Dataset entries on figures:

· · ·

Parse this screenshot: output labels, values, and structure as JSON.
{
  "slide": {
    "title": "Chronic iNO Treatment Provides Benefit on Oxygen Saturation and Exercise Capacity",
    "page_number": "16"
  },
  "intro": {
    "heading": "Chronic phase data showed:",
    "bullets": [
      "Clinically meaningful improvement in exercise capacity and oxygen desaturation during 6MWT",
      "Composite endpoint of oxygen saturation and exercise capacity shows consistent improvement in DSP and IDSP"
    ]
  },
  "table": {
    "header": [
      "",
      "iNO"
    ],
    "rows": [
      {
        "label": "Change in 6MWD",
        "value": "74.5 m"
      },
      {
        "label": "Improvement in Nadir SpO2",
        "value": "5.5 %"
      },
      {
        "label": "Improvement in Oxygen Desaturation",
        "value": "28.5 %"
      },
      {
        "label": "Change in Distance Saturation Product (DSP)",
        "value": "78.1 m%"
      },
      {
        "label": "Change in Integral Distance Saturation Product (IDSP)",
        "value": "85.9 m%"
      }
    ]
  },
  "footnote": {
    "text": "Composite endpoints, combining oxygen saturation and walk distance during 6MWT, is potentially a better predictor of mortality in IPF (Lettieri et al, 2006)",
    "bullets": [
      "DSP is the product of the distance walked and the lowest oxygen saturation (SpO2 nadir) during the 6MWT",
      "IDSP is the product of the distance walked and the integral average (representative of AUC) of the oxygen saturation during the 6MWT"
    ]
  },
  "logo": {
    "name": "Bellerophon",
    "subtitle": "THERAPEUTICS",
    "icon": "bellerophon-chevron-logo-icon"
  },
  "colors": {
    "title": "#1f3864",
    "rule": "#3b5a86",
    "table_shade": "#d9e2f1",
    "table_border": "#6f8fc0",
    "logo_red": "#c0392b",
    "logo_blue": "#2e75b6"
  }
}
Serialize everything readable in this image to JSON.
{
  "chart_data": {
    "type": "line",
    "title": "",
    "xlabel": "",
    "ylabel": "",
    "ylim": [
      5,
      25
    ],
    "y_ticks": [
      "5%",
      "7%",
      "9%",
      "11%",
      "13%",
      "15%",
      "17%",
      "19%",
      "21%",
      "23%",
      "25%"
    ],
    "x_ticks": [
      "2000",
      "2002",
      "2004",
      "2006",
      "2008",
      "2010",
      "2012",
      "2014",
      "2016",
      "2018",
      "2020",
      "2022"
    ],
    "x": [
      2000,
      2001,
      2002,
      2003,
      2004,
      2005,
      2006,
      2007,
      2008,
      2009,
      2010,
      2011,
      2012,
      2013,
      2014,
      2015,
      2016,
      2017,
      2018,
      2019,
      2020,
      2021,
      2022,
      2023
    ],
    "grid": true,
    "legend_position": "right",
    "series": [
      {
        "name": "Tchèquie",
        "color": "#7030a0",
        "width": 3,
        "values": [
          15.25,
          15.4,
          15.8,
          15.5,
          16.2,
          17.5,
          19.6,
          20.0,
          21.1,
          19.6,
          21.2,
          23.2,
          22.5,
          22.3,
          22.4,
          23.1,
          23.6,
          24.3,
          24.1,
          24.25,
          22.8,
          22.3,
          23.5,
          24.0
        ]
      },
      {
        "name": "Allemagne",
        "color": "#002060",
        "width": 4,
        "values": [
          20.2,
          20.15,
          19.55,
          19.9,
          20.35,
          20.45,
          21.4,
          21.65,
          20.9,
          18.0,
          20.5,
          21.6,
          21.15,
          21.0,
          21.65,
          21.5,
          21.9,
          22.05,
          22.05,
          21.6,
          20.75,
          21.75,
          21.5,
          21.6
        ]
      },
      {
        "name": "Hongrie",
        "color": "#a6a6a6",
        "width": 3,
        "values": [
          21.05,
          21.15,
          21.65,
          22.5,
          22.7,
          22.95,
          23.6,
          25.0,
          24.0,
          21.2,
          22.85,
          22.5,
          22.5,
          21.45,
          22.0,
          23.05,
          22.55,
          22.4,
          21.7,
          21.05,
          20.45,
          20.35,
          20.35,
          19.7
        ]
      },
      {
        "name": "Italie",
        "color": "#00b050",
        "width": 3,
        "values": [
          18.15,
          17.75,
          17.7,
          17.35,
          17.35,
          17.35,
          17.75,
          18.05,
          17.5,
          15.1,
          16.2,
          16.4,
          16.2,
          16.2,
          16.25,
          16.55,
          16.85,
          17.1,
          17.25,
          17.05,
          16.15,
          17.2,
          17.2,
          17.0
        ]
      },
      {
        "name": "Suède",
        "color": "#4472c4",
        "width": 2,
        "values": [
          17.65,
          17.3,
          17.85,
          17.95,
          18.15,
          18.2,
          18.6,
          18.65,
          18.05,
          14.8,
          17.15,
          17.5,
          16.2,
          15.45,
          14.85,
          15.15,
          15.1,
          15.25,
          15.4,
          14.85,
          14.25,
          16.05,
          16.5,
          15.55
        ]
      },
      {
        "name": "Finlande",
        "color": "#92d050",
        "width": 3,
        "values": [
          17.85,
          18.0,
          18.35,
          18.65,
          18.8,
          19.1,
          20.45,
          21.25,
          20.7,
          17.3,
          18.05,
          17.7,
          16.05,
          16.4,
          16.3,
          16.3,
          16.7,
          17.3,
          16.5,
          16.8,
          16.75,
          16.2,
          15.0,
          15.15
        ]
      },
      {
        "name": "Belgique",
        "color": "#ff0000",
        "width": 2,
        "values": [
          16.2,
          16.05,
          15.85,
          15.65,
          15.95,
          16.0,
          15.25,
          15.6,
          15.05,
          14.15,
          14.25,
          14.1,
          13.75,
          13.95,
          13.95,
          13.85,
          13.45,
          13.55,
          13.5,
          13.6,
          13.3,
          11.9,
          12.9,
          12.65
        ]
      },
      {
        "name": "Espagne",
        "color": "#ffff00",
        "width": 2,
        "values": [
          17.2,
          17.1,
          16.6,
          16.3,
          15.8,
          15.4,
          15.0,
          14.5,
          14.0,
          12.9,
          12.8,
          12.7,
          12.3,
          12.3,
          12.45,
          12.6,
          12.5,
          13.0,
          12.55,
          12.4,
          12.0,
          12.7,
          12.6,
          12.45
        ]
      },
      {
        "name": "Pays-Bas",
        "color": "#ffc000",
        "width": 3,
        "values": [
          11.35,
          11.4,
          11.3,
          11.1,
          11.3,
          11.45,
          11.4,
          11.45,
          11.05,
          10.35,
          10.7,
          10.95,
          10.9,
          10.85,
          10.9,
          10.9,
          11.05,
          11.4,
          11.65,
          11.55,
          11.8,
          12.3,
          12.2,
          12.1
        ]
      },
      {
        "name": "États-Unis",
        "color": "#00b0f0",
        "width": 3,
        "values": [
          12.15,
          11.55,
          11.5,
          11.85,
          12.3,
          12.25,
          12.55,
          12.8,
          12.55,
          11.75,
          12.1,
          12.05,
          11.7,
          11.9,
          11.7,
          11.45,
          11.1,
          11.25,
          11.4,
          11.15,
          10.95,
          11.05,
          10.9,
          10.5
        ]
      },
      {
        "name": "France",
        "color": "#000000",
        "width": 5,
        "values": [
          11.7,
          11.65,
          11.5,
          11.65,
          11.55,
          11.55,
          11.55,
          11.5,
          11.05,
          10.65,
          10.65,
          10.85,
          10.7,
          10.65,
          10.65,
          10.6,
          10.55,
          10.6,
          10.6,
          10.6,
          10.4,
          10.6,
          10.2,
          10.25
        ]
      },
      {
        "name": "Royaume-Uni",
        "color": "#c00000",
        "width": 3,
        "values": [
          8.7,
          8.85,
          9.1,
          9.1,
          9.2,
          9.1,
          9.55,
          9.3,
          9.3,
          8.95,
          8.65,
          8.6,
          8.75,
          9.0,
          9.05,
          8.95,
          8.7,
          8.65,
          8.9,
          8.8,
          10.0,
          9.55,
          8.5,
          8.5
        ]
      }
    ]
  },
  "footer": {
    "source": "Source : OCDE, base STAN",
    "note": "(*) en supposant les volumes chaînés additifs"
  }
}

· · ·

In the entries above, find each line with the word "Composite" and copy it.

      "Composite endpoint of oxygen saturation and exercise capacity shows consistent improvement in DSP and IDSP"
    "text": "Composite endpoints, combining oxygen saturation and walk distance during 6MWT, is potentially a better predictor of mortality in IPF (Lettieri et al, 2006)",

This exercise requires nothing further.